SHORT EXERCISE =
Identify the lines in the data below that contain "激发学生观察小动物的兴趣" and give only how many there are.

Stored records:
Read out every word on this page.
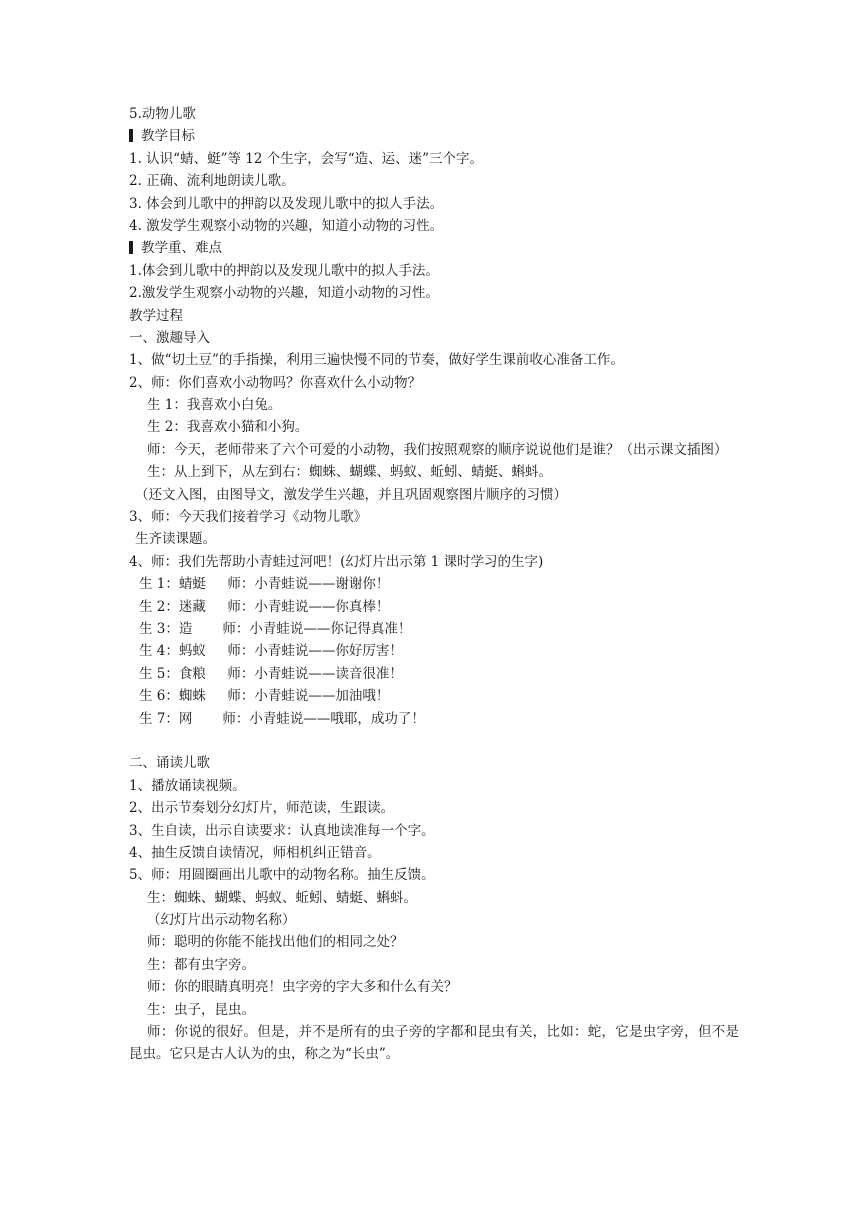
5.动物儿歌
教学目标
1. 认识“蜻、蜓”等 12 个生字，会写“造、运、迷”三个字。
2. 正确、流利地朗读儿歌。
3. 体会到儿歌中的押韵以及发现儿歌中的拟人手法。
4. 激发学生观察小动物的兴趣，知道小动物的习性。
教学重、难点
1.体会到儿歌中的押韵以及发现儿歌中的拟人手法。
2.激发学生观察小动物的兴趣，知道小动物的习性。
教学过程
一、激趣导入
1、做“切土豆”的手指操，利用三遍快慢不同的节奏，做好学生课前收心准备工作。
2、师：你们喜欢小动物吗？你喜欢什么小动物？
生 1：我喜欢小白兔。
生 2：我喜欢小猫和小狗。
师：今天，老师带来了六个可爱的小动物，我们按照观察的顺序说说他们是谁？（出示课文插图）
生：从上到下，从左到右：蜘蛛、蝴蝶、蚂蚁、蚯蚓、蜻蜓、蝌蚪。
（还文入图，由图导文，激发学生兴趣，并且巩固观察图片顺序的习惯）
3、师：今天我们接着学习《动物儿歌》
生齐读课题。
4、师：我们先帮助小青蛙过河吧！(幻灯片出示第 1 课时学习的生字)
生 1：蜻蜓     师：小青蛙说——谢谢你！
生 2：迷藏     师：小青蛙说——你真棒！
生 3：造       师：小青蛙说——你记得真准！
生 4：蚂蚁     师：小青蛙说——你好厉害！
生 5：食粮     师：小青蛙说——读音很准！
生 6：蜘蛛     师：小青蛙说——加油哦！
生 7：网       师：小青蛙说——哦耶，成功了！
二、诵读儿歌
1、播放诵读视频。
2、出示节奏划分幻灯片，师范读，生跟读。
3、生自读，出示自读要求：认真地读准每一个字。
4、抽生反馈自读情况，师相机纠正错音。
5、师：用圆圈画出儿歌中的动物名称。抽生反馈。
生：蜘蛛、蝴蝶、蚂蚁、蚯蚓、蜻蜓、蝌蚪。
（幻灯片出示动物名称）
师：聪明的你能不能找出他们的相同之处？
生：都有虫字旁。
师：你的眼睛真明亮！虫字旁的字大多和什么有关？
生：虫子，昆虫。
师：你说的很好。但是，并不是所有的虫子旁的字都和昆虫有关，比如：蛇，它是虫字旁，但不是昆虫。它只是古人认为的虫，称之为“长虫”。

SOLUTION TO THE PROBLEM =
2